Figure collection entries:
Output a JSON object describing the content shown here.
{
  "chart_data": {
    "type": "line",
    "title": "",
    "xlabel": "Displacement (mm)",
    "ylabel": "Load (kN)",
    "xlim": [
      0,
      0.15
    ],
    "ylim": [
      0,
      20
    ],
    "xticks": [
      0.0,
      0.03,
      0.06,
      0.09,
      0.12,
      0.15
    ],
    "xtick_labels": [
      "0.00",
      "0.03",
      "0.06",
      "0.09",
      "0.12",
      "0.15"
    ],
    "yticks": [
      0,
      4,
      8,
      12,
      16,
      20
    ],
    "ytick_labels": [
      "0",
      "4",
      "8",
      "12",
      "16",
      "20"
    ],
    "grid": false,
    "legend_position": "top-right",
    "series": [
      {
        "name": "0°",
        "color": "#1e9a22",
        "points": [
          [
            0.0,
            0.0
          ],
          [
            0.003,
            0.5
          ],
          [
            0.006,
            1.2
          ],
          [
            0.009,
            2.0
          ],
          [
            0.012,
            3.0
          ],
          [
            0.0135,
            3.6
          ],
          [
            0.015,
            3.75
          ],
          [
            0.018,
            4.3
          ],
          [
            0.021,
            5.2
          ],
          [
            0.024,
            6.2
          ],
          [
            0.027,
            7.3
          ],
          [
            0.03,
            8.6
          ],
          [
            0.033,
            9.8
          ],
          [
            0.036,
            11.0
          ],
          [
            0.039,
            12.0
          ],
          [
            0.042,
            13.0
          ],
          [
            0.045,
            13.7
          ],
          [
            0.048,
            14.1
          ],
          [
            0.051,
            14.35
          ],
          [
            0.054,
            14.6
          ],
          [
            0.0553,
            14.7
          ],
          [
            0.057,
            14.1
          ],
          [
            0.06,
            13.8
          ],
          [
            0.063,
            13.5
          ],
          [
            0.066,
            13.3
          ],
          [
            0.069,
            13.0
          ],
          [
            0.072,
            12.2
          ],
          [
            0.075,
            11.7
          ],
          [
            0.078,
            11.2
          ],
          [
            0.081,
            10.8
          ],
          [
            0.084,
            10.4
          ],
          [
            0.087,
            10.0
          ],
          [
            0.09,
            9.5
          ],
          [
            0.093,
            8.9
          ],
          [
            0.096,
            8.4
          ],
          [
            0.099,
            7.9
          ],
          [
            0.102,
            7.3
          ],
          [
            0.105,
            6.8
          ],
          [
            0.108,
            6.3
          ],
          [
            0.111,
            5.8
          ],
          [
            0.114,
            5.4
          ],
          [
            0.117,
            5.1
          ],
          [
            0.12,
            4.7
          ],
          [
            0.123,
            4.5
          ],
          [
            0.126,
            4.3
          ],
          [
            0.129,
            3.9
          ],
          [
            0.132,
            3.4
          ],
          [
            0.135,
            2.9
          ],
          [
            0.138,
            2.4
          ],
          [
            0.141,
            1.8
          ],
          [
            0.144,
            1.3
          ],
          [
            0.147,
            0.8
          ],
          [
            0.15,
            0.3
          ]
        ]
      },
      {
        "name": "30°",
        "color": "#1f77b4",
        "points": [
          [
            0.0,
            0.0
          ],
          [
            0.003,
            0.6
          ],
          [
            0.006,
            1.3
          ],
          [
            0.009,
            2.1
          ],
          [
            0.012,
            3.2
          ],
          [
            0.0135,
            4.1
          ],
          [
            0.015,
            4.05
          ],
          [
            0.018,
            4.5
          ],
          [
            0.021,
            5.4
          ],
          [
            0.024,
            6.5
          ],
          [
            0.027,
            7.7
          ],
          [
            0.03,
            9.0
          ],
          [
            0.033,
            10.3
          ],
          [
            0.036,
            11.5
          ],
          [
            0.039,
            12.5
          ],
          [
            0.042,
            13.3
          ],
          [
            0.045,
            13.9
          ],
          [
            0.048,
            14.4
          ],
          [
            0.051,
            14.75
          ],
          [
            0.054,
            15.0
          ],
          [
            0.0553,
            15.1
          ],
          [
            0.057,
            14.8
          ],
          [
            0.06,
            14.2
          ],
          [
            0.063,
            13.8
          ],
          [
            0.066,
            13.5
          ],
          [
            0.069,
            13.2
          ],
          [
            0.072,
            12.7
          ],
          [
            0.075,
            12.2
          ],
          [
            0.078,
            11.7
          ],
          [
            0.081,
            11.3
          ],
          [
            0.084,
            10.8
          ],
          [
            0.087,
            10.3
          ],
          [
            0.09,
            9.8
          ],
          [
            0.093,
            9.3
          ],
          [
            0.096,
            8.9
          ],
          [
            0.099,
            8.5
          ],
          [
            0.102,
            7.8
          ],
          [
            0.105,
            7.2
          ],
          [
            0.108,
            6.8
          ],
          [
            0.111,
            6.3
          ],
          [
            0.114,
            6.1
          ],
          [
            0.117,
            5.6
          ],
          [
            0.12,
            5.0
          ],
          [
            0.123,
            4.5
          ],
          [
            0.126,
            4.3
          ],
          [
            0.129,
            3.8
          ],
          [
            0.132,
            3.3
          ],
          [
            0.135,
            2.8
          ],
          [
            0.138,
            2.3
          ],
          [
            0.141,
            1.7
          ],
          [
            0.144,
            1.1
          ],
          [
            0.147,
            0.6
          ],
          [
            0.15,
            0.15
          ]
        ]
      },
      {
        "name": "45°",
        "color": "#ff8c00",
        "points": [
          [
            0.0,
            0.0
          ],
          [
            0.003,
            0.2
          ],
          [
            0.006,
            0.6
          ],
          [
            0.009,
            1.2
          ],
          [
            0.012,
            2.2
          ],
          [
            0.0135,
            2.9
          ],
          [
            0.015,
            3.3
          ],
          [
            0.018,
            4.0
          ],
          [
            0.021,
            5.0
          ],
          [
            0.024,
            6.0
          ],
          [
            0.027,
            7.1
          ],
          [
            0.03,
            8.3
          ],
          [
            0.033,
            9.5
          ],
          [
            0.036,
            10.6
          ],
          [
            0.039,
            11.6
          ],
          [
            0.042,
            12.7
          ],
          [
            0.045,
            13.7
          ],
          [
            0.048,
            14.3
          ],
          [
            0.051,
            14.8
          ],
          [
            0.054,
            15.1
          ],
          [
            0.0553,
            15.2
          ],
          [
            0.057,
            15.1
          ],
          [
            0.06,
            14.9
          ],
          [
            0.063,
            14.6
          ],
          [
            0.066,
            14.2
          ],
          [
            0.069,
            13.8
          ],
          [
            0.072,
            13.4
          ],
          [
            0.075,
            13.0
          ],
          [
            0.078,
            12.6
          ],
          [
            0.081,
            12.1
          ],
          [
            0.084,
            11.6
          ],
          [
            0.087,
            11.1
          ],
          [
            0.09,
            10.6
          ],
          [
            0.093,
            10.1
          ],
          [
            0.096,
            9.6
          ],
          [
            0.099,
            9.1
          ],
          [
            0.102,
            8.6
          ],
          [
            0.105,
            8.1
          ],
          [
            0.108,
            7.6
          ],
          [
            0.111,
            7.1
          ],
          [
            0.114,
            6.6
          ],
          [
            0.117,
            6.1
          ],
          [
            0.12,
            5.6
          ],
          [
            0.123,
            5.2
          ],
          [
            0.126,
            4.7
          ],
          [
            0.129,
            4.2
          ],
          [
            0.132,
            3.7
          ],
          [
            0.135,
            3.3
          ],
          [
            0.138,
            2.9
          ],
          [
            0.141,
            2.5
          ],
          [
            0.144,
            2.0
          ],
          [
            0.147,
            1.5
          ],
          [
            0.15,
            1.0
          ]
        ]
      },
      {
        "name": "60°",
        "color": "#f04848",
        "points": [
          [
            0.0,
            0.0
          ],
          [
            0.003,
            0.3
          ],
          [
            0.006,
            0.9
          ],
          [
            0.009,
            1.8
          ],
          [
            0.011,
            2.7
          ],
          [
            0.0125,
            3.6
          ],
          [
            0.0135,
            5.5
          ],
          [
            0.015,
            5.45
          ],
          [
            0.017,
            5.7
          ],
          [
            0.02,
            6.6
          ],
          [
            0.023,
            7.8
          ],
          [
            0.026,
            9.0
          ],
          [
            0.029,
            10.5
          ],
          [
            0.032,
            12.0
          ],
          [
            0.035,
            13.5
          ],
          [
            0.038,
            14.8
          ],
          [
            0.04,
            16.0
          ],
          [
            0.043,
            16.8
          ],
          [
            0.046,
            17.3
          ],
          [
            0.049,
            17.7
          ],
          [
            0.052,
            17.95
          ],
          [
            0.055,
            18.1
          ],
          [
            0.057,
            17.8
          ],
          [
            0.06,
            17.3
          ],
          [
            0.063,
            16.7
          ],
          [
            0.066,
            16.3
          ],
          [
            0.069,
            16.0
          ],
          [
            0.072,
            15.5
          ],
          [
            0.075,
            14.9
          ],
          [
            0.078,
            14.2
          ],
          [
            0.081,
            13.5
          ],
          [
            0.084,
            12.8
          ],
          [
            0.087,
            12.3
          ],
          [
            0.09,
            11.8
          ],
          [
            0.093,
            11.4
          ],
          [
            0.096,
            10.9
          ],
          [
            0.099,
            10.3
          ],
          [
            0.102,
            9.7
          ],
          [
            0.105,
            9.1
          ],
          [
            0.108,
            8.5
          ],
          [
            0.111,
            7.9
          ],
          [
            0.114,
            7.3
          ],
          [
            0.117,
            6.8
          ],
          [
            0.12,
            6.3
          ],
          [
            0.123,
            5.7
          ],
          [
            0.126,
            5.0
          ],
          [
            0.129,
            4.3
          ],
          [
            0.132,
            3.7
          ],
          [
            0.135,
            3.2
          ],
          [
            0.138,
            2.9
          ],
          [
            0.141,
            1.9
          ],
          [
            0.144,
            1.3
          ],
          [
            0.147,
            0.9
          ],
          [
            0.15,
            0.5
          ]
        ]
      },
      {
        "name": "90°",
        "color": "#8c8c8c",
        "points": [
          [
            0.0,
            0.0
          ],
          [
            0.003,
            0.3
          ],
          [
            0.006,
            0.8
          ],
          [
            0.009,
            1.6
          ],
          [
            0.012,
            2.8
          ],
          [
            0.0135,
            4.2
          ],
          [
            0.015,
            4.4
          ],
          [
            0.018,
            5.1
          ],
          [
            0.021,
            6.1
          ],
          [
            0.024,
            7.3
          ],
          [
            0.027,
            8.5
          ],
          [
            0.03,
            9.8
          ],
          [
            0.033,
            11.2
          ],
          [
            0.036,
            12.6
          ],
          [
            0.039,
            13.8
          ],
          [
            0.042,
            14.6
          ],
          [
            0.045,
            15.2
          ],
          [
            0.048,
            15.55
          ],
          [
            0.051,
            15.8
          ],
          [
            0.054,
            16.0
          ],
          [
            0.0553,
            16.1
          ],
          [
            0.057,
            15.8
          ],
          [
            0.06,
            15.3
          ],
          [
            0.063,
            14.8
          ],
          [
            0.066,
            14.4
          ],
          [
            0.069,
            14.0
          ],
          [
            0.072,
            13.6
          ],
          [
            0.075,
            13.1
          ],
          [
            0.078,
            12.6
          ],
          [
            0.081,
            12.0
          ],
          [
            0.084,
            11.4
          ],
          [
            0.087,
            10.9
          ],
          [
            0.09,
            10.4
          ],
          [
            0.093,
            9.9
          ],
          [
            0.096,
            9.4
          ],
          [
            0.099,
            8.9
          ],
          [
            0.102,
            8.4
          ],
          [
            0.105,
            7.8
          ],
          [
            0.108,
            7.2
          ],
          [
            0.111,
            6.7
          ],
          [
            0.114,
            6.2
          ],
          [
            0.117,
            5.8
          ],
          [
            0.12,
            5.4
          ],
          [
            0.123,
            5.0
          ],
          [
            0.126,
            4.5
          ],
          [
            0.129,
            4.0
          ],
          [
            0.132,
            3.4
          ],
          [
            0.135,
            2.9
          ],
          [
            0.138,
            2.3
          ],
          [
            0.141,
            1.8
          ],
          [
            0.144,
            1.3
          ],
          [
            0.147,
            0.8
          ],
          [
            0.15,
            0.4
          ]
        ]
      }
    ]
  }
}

- [Given task]
Write out every line of the data that holds the word "color".

- [Response for this exercise]
        "color": "#1e9a22",
        "color": "#1f77b4",
        "color": "#ff8c00",
        "color": "#f04848",
        "color": "#8c8c8c",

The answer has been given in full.